→ Records to use:
-----

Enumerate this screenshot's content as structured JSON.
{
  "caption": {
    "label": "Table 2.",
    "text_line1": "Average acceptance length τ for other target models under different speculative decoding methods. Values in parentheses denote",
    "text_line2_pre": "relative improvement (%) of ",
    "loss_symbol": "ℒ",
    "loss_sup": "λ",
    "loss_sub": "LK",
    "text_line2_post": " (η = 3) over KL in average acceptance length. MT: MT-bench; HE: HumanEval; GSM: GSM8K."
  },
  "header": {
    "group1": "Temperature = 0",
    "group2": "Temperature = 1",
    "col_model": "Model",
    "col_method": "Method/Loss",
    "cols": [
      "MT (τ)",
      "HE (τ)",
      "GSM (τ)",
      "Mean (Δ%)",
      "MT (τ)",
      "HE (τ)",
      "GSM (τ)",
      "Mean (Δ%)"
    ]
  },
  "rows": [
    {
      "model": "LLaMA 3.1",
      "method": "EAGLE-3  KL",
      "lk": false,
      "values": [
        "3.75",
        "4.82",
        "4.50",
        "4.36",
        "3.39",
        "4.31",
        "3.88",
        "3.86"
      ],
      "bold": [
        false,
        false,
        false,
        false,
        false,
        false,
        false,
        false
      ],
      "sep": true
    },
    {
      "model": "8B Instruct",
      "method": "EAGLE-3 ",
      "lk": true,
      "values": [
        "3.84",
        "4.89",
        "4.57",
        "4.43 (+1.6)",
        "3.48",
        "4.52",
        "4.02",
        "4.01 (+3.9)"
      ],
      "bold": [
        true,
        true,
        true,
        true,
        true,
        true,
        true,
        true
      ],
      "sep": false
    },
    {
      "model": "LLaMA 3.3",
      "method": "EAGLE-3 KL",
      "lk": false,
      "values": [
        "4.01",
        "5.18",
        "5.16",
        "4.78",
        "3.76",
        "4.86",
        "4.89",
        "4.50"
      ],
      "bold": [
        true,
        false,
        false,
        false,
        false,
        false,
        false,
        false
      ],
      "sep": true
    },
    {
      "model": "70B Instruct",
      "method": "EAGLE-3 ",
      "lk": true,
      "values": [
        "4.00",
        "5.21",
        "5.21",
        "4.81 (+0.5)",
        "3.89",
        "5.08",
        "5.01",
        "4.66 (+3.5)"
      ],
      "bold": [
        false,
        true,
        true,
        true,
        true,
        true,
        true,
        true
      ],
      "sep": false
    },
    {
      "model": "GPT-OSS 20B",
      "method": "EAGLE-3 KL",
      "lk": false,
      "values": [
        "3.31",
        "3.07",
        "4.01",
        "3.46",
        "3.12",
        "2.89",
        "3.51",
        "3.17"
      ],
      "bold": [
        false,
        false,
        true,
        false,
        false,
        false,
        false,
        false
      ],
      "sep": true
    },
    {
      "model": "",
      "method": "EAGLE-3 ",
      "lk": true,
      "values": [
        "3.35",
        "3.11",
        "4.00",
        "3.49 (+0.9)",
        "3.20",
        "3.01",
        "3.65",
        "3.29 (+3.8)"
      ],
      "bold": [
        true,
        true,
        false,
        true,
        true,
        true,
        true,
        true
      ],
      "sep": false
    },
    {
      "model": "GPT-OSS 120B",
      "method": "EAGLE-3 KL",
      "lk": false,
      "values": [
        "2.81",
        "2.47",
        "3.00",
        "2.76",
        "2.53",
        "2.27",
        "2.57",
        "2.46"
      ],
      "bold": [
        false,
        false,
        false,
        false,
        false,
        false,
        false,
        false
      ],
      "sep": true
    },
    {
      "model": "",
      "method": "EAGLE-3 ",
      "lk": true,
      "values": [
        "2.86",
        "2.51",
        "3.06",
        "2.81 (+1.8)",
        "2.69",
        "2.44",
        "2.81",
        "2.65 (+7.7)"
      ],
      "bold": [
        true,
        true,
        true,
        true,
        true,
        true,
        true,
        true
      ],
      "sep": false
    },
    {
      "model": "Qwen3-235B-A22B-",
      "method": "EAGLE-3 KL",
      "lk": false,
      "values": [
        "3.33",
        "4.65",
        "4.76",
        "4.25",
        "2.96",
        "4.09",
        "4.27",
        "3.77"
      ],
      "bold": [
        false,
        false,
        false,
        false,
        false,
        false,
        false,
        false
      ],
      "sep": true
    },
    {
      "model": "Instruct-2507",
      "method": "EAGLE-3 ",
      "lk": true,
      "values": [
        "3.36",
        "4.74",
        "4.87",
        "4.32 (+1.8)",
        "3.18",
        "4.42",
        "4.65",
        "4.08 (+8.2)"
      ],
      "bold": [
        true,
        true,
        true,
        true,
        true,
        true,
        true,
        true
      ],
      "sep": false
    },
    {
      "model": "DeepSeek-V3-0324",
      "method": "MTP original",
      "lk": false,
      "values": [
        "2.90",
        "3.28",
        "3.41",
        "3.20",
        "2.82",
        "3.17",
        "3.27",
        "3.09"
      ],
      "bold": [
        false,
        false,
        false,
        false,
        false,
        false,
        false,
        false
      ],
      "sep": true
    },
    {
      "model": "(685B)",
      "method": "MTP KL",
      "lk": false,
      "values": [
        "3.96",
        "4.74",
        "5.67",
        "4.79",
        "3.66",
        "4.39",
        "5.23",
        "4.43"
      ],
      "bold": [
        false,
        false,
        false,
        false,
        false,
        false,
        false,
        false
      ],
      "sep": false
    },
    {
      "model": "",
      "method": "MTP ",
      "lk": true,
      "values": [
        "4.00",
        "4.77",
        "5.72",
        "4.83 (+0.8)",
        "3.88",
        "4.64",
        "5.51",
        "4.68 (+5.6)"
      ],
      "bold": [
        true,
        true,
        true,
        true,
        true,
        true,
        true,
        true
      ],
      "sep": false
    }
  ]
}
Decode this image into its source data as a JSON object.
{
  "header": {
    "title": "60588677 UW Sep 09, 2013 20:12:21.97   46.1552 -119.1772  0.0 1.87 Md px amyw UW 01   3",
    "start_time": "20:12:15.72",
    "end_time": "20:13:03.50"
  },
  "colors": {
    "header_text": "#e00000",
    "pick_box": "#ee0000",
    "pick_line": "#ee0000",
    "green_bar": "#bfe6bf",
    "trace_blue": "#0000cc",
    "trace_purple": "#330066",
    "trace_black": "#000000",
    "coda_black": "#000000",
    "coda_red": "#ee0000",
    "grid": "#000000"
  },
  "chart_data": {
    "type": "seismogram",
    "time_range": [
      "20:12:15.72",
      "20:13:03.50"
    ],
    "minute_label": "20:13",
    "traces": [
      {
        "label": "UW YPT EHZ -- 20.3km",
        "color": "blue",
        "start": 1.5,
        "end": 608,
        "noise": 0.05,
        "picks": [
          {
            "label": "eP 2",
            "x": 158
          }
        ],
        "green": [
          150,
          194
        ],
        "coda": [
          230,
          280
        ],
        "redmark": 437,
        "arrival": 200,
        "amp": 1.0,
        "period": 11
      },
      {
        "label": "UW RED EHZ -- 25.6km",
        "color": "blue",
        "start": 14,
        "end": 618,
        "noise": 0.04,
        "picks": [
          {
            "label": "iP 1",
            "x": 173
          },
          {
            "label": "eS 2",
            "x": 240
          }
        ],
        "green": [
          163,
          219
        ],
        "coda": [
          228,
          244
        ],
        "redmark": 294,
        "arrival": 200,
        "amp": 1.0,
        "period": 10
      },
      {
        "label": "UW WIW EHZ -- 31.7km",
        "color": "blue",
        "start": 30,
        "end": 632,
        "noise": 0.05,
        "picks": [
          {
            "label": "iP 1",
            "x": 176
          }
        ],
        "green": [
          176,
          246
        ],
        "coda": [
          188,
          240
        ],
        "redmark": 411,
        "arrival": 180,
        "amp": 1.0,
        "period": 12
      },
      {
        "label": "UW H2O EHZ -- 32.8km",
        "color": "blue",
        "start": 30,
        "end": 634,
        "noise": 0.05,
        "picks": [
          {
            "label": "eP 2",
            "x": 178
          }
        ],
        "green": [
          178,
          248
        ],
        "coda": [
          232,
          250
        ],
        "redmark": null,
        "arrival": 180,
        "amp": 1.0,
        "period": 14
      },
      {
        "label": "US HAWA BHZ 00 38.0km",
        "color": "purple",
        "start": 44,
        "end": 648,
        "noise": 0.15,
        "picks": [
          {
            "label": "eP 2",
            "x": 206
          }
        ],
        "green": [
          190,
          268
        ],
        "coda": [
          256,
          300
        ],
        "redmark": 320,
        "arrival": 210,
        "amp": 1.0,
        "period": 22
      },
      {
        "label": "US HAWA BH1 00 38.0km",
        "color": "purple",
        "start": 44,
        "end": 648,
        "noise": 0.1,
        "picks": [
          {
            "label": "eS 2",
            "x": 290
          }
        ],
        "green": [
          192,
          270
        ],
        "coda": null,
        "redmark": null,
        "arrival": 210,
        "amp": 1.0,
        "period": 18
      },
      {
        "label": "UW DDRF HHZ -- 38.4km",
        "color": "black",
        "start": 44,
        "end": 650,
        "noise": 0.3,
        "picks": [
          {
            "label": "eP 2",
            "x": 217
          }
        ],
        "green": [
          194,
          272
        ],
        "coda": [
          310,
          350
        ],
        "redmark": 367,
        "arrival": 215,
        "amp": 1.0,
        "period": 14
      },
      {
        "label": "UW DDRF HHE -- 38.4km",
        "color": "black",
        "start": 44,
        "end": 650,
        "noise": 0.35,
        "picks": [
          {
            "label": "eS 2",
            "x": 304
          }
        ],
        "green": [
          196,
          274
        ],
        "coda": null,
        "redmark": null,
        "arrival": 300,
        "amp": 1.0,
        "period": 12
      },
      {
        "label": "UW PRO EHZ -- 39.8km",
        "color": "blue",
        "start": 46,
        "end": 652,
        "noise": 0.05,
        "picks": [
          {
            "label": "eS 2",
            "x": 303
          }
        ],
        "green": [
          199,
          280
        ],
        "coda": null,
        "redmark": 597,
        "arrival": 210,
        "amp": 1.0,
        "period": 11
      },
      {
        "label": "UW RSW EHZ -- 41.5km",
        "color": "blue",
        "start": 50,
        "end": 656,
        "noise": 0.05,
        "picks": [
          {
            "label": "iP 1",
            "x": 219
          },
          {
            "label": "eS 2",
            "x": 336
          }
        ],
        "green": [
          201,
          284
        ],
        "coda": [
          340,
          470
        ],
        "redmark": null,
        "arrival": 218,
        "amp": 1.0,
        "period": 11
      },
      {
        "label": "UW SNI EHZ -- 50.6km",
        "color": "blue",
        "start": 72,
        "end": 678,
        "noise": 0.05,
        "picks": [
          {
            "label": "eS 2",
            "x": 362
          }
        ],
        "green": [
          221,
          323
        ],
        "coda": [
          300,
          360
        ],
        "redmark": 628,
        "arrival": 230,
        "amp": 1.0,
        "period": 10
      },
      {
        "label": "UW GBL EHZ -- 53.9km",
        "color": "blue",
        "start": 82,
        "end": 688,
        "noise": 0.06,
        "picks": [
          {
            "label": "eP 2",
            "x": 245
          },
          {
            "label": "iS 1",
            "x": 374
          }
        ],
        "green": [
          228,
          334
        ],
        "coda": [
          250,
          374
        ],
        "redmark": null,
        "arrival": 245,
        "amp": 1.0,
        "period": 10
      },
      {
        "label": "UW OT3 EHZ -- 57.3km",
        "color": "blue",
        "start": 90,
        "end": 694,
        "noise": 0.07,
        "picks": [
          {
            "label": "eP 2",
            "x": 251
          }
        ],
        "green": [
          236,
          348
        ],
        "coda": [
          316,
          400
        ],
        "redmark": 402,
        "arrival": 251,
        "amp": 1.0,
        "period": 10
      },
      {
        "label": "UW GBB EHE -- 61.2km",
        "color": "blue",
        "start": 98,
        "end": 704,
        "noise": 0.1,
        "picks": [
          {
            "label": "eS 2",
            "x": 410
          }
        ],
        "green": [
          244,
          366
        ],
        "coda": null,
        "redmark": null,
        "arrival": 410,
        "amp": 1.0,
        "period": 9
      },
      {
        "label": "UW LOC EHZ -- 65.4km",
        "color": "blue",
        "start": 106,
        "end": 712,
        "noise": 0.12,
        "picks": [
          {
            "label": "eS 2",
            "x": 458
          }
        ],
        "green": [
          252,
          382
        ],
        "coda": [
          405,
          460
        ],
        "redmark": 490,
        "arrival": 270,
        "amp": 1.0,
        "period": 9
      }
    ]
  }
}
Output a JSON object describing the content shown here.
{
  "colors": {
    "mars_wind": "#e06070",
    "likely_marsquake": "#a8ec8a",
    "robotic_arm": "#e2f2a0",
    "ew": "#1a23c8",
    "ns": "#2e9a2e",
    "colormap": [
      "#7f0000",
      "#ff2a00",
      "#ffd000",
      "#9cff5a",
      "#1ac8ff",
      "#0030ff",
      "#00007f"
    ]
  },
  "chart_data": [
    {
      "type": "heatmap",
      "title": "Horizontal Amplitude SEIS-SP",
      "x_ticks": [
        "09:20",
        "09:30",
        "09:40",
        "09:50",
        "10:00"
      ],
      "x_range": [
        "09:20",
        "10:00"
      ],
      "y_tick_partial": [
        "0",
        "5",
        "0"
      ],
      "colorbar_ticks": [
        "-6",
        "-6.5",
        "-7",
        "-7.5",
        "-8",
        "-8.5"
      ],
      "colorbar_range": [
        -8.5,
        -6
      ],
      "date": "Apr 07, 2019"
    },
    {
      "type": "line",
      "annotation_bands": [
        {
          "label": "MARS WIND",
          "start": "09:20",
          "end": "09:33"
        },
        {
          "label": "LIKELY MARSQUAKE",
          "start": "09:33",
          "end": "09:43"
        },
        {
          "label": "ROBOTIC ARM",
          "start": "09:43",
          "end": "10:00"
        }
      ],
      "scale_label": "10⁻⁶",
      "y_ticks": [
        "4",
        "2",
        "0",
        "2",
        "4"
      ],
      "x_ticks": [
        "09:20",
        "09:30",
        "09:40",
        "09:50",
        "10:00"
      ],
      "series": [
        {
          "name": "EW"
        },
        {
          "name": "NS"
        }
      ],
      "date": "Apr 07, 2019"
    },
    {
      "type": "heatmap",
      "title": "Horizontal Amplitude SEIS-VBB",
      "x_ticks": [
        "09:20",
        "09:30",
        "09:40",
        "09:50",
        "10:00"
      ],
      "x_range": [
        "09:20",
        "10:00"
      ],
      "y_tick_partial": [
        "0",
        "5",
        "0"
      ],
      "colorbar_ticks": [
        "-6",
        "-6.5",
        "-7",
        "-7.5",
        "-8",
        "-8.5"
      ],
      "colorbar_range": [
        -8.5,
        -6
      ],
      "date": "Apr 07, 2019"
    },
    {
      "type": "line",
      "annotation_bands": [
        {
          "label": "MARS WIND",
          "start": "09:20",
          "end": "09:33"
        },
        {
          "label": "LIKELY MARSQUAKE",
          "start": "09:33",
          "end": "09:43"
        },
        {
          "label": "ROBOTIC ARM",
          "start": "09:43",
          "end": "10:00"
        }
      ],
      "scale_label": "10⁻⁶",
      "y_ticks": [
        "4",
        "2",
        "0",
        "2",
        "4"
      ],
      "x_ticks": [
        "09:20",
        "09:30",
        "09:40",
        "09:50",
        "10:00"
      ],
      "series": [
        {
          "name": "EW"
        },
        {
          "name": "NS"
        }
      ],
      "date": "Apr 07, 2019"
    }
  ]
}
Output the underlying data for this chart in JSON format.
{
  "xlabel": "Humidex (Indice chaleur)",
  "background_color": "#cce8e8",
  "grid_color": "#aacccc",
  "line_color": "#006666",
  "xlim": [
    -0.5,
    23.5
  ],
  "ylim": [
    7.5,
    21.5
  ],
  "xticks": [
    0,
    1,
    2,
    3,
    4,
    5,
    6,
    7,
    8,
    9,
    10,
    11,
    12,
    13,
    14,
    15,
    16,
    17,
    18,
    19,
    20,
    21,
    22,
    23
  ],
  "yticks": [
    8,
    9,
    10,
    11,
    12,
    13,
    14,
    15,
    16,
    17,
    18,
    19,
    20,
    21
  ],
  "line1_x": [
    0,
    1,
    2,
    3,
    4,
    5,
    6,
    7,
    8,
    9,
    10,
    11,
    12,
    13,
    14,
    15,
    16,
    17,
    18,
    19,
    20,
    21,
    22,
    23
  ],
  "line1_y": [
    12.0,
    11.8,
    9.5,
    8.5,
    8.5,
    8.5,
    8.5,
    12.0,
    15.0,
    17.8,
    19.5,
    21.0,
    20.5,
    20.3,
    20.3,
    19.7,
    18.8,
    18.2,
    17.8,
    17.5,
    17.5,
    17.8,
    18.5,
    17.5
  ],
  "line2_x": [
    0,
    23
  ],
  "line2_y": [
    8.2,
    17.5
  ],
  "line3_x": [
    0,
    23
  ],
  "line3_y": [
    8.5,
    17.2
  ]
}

-----

→ Written instruction: Search the records for the word "this", then list every line that has it.

→ Exercise response:
Enumerate this screenshot's content as structured JSON.
Decode this image into its source data as a JSON object.
Output the underlying data for this chart in JSON format.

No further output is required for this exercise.